* **Source extract**
■ ■ ■ ■ ■ ■ ■

Tuesday, February 9, 2010

Venus in Exile

Beauty as a type of communication and not a thing or quality. Instead it represents a form of recognition between two beings. The perceived: artwork, object, female, takes a passive position while the viewer is active and male.

“Modernists vilified aesthetic pleasure, defining the sublime aspirations of art as unrelated or antipathetic to the pleasures of feminine allure, charm, comfort... Their violent break from an aesthetic of passive allure now frees us (women), paradoxically, to contemplate new possibilities in beauty and its female symbolism.” pg 45-46

“We must stop treating beauty as a thing or quality, and see it instead as a kind of communication...It is the name of a particular interaction between two beings, a 'self' and an 'Other." pg 46

"Even when we use the term in a purely artistic context, a beautiful object is something we value, and we value it because it touches our dearest concerns. In our gratitude towards what moves us so, we attribute to it the property of beauty, but what we are actually experiencing is a special relation between it and ourselves." pg 48

"Sympathy is the product of the interaction that we call beauty, an interaction in which both parties become aligned in value and, in the process, become in some sense equal."

"Value is thus always central to the meaning of beauty."

An aesthetics of mutuality, embracing both the male and female subject of art.

For Kant "enjoyment" is the result when pleasure arises from sensation, but judging something to be "beautiful" has a third requirement: sensation must give rise to pleasure by engaging our capacities of reflective contemplation. Judgments of beauty are sensory, emotional and intellectual all at once.

■ ■ ■ ■ ■ ■ ■

* **Record extracts**
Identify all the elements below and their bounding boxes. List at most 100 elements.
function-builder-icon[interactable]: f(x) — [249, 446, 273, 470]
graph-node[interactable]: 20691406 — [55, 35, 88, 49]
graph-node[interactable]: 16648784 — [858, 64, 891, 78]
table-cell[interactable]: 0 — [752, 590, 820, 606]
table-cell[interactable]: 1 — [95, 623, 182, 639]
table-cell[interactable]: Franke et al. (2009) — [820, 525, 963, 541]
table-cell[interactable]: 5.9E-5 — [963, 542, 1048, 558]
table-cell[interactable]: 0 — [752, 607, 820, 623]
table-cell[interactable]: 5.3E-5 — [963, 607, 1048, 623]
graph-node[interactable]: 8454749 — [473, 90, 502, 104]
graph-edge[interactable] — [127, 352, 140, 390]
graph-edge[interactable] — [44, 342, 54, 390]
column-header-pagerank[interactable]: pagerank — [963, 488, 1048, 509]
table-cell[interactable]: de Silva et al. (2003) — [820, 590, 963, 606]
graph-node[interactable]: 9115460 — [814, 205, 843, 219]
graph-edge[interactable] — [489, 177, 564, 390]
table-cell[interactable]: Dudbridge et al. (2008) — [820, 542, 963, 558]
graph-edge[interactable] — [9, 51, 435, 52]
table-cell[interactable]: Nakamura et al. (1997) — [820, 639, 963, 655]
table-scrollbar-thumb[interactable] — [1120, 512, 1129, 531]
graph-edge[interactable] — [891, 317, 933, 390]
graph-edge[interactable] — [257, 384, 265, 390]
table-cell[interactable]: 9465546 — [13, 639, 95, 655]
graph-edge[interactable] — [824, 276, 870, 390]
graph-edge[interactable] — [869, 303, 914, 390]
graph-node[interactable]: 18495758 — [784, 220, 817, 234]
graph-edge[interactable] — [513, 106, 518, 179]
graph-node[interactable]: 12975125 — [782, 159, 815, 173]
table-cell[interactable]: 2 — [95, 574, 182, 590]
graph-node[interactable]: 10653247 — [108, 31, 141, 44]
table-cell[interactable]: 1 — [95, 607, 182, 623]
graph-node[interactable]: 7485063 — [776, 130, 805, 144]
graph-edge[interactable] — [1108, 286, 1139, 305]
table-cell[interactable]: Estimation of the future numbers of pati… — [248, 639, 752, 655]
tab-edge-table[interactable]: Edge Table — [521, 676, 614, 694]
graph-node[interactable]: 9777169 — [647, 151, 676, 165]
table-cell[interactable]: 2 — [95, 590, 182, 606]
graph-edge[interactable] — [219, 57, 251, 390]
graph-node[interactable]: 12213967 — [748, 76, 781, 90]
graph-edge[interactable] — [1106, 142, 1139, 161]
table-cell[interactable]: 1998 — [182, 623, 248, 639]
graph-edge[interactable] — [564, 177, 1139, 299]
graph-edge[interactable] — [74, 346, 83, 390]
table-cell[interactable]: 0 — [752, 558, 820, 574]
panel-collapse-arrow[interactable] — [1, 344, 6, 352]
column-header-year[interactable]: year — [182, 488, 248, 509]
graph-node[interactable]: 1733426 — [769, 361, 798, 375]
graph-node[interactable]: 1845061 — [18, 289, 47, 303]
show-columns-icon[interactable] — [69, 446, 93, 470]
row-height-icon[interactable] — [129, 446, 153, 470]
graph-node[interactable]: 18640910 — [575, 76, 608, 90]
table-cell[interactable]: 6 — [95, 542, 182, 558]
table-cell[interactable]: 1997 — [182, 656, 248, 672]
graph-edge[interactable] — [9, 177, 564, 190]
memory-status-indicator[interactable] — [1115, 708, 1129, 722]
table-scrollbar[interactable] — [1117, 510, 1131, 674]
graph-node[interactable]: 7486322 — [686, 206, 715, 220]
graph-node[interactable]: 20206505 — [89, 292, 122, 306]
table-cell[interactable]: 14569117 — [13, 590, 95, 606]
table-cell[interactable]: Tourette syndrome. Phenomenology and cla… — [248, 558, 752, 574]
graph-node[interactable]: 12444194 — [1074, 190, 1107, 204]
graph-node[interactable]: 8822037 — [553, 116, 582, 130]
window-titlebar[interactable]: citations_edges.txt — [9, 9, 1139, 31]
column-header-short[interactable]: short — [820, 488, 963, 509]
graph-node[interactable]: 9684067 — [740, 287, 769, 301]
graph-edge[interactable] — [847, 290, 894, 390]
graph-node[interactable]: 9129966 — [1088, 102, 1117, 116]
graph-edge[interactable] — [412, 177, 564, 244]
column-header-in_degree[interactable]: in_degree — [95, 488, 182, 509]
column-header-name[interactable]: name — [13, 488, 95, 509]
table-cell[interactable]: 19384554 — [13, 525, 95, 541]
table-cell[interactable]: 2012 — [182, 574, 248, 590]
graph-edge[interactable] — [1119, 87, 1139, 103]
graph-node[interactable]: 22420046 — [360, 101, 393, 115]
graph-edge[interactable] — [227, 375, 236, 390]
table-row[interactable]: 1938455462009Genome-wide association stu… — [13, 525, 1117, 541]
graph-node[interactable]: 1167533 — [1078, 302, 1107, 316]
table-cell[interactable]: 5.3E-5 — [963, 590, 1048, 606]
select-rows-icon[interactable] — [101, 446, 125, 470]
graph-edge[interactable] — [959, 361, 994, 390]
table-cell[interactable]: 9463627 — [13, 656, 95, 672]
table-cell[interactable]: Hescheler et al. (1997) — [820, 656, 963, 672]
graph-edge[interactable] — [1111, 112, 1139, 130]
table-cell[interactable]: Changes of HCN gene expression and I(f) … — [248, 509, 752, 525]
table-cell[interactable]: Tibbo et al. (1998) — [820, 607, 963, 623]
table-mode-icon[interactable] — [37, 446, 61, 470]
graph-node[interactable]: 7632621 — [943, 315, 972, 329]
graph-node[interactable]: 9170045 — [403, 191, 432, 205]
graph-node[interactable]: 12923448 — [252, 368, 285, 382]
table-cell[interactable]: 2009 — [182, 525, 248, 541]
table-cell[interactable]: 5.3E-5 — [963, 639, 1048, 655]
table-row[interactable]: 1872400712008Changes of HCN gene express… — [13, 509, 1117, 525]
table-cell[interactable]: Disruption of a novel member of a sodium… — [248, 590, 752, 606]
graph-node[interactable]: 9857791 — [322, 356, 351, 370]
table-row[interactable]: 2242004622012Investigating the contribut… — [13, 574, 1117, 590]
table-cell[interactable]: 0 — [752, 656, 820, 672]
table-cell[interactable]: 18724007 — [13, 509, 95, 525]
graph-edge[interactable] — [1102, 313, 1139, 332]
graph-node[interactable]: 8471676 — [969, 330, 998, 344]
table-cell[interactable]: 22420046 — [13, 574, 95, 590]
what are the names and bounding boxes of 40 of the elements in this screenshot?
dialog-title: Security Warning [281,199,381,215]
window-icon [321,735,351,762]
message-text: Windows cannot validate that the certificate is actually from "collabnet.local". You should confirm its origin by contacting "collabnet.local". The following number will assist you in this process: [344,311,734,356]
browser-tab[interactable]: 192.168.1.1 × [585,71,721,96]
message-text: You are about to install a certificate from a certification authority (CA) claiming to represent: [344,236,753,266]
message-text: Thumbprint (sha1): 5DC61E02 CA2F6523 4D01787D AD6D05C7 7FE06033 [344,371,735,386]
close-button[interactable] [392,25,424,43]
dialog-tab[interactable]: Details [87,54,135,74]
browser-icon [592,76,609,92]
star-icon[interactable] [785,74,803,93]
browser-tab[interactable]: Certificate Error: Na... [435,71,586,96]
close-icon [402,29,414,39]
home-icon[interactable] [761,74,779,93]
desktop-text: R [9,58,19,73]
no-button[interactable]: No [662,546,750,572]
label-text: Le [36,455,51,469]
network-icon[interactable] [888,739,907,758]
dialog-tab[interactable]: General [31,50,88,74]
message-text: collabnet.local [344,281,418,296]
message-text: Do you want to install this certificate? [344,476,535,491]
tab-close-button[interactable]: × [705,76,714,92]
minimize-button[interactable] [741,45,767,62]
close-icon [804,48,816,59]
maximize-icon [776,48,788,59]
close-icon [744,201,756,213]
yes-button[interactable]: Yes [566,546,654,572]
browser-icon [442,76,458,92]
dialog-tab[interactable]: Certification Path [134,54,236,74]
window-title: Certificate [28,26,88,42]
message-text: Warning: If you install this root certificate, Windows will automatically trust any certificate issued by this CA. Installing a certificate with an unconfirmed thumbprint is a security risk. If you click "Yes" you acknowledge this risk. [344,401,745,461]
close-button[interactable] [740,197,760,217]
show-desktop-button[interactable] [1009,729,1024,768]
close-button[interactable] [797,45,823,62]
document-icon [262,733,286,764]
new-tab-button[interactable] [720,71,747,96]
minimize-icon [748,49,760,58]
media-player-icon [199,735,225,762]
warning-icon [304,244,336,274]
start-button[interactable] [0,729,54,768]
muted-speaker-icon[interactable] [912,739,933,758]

■ ■ ■ ■ ■ ■ ■

* **Requirement**
In the text titled "Venus in Exile," list everything named as "the perceived," which takes the passive position.

* **Result of this task**
artwork, object, female